Data entries for graphics
>>>

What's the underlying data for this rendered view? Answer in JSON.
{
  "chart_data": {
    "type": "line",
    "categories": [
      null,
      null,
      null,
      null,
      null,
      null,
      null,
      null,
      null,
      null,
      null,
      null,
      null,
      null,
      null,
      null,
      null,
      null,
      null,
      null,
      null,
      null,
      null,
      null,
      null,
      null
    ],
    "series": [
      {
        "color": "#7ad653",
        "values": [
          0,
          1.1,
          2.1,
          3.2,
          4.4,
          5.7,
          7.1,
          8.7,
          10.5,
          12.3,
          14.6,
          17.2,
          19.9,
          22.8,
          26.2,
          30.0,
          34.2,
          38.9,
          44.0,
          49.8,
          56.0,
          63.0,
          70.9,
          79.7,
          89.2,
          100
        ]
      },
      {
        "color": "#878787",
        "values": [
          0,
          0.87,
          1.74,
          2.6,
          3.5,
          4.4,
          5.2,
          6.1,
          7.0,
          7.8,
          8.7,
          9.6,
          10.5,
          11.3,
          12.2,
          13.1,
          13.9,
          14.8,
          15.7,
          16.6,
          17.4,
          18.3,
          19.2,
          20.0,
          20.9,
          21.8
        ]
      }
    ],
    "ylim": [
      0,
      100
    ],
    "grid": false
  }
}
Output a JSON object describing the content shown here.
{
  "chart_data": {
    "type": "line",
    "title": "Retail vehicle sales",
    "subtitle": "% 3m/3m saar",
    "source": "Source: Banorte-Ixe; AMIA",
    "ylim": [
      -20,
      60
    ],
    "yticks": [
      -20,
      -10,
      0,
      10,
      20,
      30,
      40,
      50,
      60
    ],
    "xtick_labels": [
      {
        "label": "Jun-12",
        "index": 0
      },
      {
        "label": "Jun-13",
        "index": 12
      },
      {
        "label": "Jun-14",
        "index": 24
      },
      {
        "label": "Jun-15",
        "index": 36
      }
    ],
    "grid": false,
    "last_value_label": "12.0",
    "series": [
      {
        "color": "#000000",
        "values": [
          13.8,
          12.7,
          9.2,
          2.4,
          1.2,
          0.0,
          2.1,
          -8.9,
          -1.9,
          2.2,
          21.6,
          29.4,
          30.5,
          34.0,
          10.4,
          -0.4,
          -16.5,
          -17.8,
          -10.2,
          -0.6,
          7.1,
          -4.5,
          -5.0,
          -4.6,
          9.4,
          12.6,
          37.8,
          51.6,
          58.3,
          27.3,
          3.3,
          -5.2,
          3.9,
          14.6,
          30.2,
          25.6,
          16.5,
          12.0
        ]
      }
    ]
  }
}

<<<

## TASK DIRECTIONS
Make an exact copy of every entry.

## EXERCISE OUTPUT
What's the underlying data for this rendered view? Answer in JSON.
{
  "chart_data": {
    "type": "line",
    "categories": [
      null,
      null,
      null,
      null,
      null,
      null,
      null,
      null,
      null,
      null,
      null,
      null,
      null,
      null,
      null,
      null,
      null,
      null,
      null,
      null,
      null,
      null,
      null,
      null,
      null,
      null
    ],
    "series": [
      {
        "color": "#7ad653",
        "values": [
          0,
          1.1,
          2.1,
          3.2,
          4.4,
          5.7,
          7.1,
          8.7,
          10.5,
          12.3,
          14.6,
          17.2,
          19.9,
          22.8,
          26.2,
          30.0,
          34.2,
          38.9,
          44.0,
          49.8,
          56.0,
          63.0,
          70.9,
          79.7,
          89.2,
          100
        ]
      },
      {
        "color": "#878787",
        "values": [
          0,
          0.87,
          1.74,
          2.6,
          3.5,
          4.4,
          5.2,
          6.1,
          7.0,
          7.8,
          8.7,
          9.6,
          10.5,
          11.3,
          12.2,
          13.1,
          13.9,
          14.8,
          15.7,
          16.6,
          17.4,
          18.3,
          19.2,
          20.0,
          20.9,
          21.8
        ]
      }
    ],
    "ylim": [
      0,
      100
    ],
    "grid": false
  }
}
Output a JSON object describing the content shown here.
{
  "chart_data": {
    "type": "line",
    "title": "Retail vehicle sales",
    "subtitle": "% 3m/3m saar",
    "source": "Source: Banorte-Ixe; AMIA",
    "ylim": [
      -20,
      60
    ],
    "yticks": [
      -20,
      -10,
      0,
      10,
      20,
      30,
      40,
      50,
      60
    ],
    "xtick_labels": [
      {
        "label": "Jun-12",
        "index": 0
      },
      {
        "label": "Jun-13",
        "index": 12
      },
      {
        "label": "Jun-14",
        "index": 24
      },
      {
        "label": "Jun-15",
        "index": 36
      }
    ],
    "grid": false,
    "last_value_label": "12.0",
    "series": [
      {
        "color": "#000000",
        "values": [
          13.8,
          12.7,
          9.2,
          2.4,
          1.2,
          0.0,
          2.1,
          -8.9,
          -1.9,
          2.2,
          21.6,
          29.4,
          30.5,
          34.0,
          10.4,
          -0.4,
          -16.5,
          -17.8,
          -10.2,
          -0.6,
          7.1,
          -4.5,
          -5.0,
          -4.6,
          9.4,
          12.6,
          37.8,
          51.6,
          58.3,
          27.3,
          3.3,
          -5.2,
          3.9,
          14.6,
          30.2,
          25.6,
          16.5,
          12.0
        ]
      }
    ]
  }
}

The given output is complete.